# [TASK REQUIREMENTS]
Copy every line of the material below verbatim, leaving out the pictures.

Excerpt from a dataset:
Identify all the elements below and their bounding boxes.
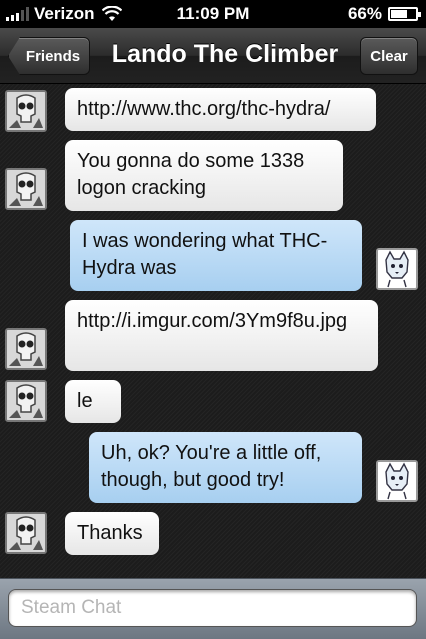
friend-avatar[interactable]: [5, 512, 47, 554]
message-bubble[interactable]: http://i.imgur.com/3Ym9f8u.jpg: [65, 300, 378, 371]
skull-avatar-icon: [7, 330, 45, 368]
input-bar: [0, 578, 426, 639]
steam-chat-input[interactable]: [8, 589, 417, 627]
message-bubble[interactable]: le: [65, 380, 121, 423]
wolf-avatar-icon: [378, 250, 416, 288]
message-bubble[interactable]: I was wondering what THC-Hydra was: [70, 220, 362, 291]
navigation-bar: Friends Lando The Climber Clear: [0, 28, 426, 84]
status-bar: Verizon 11:09 PM 66%: [0, 0, 426, 28]
status-right: 66%: [347, 4, 421, 24]
friend-avatar[interactable]: [5, 328, 47, 370]
message-list[interactable]: http://www.thc.org/thc-hydra/ You gonna …: [0, 84, 426, 564]
skull-avatar-icon: [7, 514, 45, 552]
skull-avatar-icon: [7, 382, 45, 420]
skull-avatar-icon: [7, 170, 45, 208]
chat-title: Lando The Climber: [111, 40, 339, 68]
friend-avatar[interactable]: [5, 90, 47, 132]
message-bubble[interactable]: Uh, ok? You're a little off, though, but…: [89, 432, 362, 503]
friend-avatar[interactable]: [5, 168, 47, 210]
message-bubble[interactable]: Thanks: [65, 512, 159, 555]
battery-percent: 66%: [347, 4, 382, 23]
my-avatar[interactable]: [376, 460, 418, 502]
wolf-avatar-icon: [378, 462, 416, 500]
friends-back-button[interactable]: Friends: [8, 37, 90, 75]
message-bubble[interactable]: You gonna do some 1338 logon cracking: [65, 140, 343, 211]
friend-avatar[interactable]: [5, 380, 47, 422]
battery-icon: [388, 7, 421, 21]
my-avatar[interactable]: [376, 248, 418, 290]
message-bubble[interactable]: http://www.thc.org/thc-hydra/: [65, 88, 376, 131]
skull-avatar-icon: [7, 92, 45, 130]
clear-button[interactable]: Clear: [360, 37, 418, 75]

# [EXERCISE SOLUTION]
Identify all the elements below and their bounding boxes.
friend-avatar[interactable]: [5, 512, 47, 554]
message-bubble[interactable]: http://i.imgur.com/3Ym9f8u.jpg: [65, 300, 378, 371]
skull-avatar-icon: [7, 330, 45, 368]
input-bar: [0, 578, 426, 639]
steam-chat-input[interactable]: [8, 589, 417, 627]
message-bubble[interactable]: le: [65, 380, 121, 423]
wolf-avatar-icon: [378, 250, 416, 288]
message-bubble[interactable]: I was wondering what THC-Hydra was: [70, 220, 362, 291]
navigation-bar: Friends Lando The Climber Clear: [0, 28, 426, 84]
status-bar: Verizon 11:09 PM 66%: [0, 0, 426, 28]
status-right: 66%: [347, 4, 421, 24]
friend-avatar[interactable]: [5, 328, 47, 370]
message-list[interactable]: http://www.thc.org/thc-hydra/ You gonna …: [0, 84, 426, 564]
skull-avatar-icon: [7, 514, 45, 552]
skull-avatar-icon: [7, 382, 45, 420]
skull-avatar-icon: [7, 170, 45, 208]
chat-title: Lando The Climber: [111, 40, 339, 68]
friend-avatar[interactable]: [5, 90, 47, 132]
message-bubble[interactable]: Uh, ok? You're a little off, though, but…: [89, 432, 362, 503]
friend-avatar[interactable]: [5, 168, 47, 210]
message-bubble[interactable]: Thanks: [65, 512, 159, 555]
battery-percent: 66%: [347, 4, 382, 23]
my-avatar[interactable]: [376, 460, 418, 502]
wolf-avatar-icon: [378, 462, 416, 500]
friends-back-button[interactable]: Friends: [8, 37, 90, 75]
message-bubble[interactable]: You gonna do some 1338 logon cracking: [65, 140, 343, 211]
friend-avatar[interactable]: [5, 380, 47, 422]
battery-icon: [388, 7, 421, 21]
my-avatar[interactable]: [376, 248, 418, 290]
message-bubble[interactable]: http://www.thc.org/thc-hydra/: [65, 88, 376, 131]
skull-avatar-icon: [7, 92, 45, 130]
clear-button[interactable]: Clear: [360, 37, 418, 75]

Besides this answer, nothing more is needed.